Ukraine

Gewerkschaftsarbeit unter
Kriegsbedingungen

Aus der Sicherheit zurück nach Kiew, um mit Kolleg*innen zu helfen

Ukrainerin Olena Liung (45) ist überzeugte Gewerkschafterin.

Foto: Olena Liung

Die Ukrainerin Olena Liung (45) ist überzeugte Gewerkschafterin und flüchtete wie viele andere Frauen im Frühjahr vor dem Krieg aus ihrem Heimatland. Aufnahme fanden sie und ihre Mutter bei ihrer Freundin Lyudmyla Volynets, die in der Hauptverwaltung der IGBCE in Hannover arbeitet. Nach wie vor herrscht Krieg in der Ukraine und die russischen Streitkräfte setzen die Angriffe fort. Dennoch kehrte Olena Liung, Assistentin eines ukrainischen Gewerkschaftsvorsitzenden, nach Kiew zurück, um die selbstorganisierten Gewerkschaften weiter aufzubauen.

Für IMPULS schildern sie und ihre Kollegin Olesia Briazgunova, internationale Gewerkschaftssekretärin und Mitglied des KVPU-Ausschusses für Geschlechtergleichstellung und Frauenrechte, unter welchen Bedingungen sie leben und arbeiten.

Olena, wie geht es Dir in einem Land, das sich im Krieg befindet?

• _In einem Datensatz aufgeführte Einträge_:
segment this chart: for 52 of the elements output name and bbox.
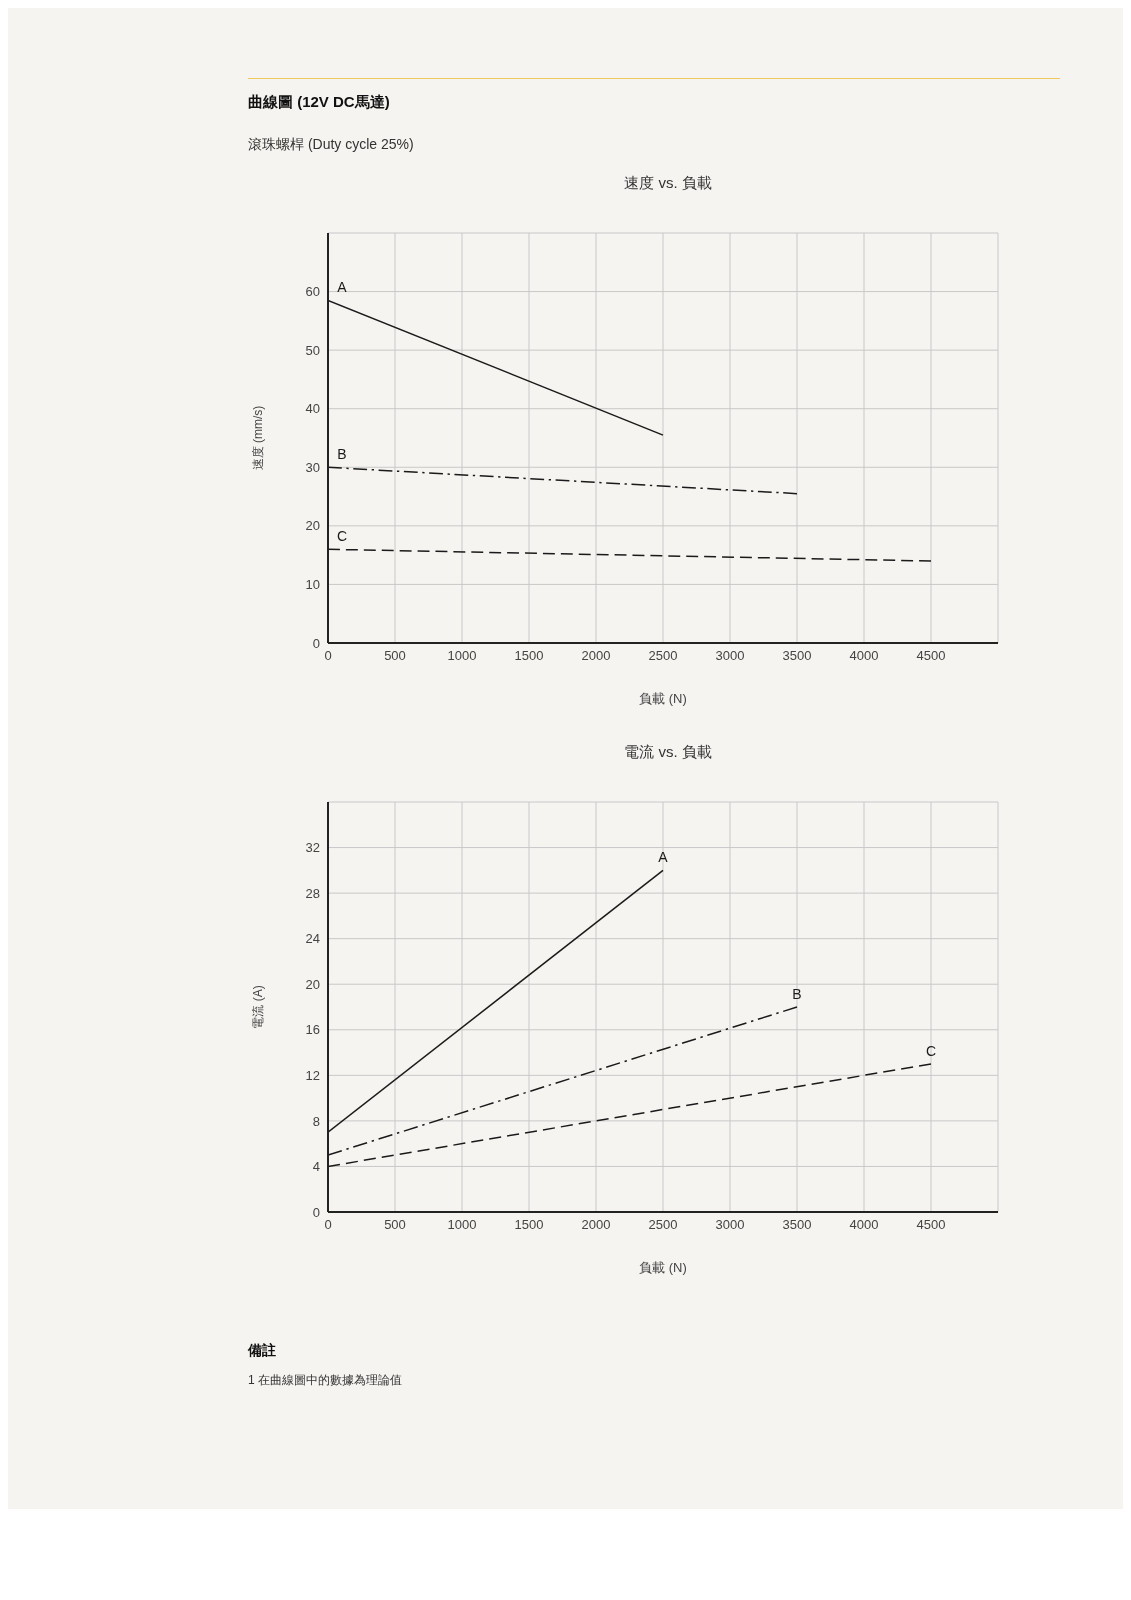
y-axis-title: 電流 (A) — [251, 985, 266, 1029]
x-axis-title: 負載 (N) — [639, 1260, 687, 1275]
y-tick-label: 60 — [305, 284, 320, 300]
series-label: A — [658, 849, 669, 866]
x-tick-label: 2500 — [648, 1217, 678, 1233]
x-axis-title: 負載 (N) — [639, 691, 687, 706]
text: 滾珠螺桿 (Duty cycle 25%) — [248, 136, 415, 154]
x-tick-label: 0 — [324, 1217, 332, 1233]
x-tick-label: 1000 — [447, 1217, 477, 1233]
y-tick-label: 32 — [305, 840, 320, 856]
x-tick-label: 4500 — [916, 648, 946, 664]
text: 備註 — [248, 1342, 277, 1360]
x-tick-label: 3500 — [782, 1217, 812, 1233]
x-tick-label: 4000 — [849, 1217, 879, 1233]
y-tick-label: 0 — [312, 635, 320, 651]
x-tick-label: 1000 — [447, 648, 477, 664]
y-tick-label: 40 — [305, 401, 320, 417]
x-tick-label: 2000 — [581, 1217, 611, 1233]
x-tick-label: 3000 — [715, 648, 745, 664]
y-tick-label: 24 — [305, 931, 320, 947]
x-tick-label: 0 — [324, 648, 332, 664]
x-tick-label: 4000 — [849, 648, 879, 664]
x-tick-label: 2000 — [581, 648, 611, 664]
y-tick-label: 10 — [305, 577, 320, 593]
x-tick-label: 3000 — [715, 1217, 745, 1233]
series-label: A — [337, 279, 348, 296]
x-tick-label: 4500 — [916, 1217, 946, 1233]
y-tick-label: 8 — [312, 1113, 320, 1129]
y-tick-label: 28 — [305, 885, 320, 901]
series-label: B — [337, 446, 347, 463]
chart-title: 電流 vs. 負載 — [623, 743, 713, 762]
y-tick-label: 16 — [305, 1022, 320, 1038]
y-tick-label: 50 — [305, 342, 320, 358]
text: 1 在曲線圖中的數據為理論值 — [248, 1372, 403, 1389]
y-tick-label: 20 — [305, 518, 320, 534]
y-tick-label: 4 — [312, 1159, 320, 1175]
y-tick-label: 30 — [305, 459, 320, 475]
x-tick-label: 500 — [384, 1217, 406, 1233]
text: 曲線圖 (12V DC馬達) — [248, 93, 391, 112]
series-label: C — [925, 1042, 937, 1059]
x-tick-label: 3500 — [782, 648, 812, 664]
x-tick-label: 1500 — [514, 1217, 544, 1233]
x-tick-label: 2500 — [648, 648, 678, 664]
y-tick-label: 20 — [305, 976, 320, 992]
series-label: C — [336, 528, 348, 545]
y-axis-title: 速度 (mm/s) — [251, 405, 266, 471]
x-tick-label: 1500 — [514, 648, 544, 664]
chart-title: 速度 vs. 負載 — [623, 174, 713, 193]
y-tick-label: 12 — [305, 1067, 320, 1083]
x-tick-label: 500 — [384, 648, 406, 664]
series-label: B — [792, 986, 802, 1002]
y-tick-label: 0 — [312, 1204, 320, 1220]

• _Ziel der Aufgabe_: Schreiben Sie aus dem Text über Gewerkschaftsarbeit in der Ukraine den Abschnitt von „Ukrainerin Olena Liung (45) ist überzeugte Gewerkschafterin.“ bis einschließlich „Gewerkschaften weiter aufzubauen.“ wortgetreu ab.

• _Ergebnis der Aufgabe_:
Ukrainerin Olena Liung (45) ist überzeugte Gewerkschafterin.

Foto: Olena Liung

Die Ukrainerin Olena Liung (45) ist überzeugte Gewerkschafterin und flüchtete wie viele andere Frauen im Frühjahr vor dem Krieg aus ihrem Heimatland. Aufnahme fanden sie und ihre Mutter bei ihrer Freundin Lyudmyla Volynets, die in der Hauptverwaltung der IGBCE in Hannover arbeitet. Nach wie vor herrscht Krieg in der Ukraine und die russischen Streitkräfte setzen die Angriffe fort. Dennoch kehrte Olena Liung, Assistentin eines ukrainischen Gewerkschaftsvorsitzenden, nach Kiew zurück, um die selbstorganisierten Gewerkschaften weiter aufzubauen.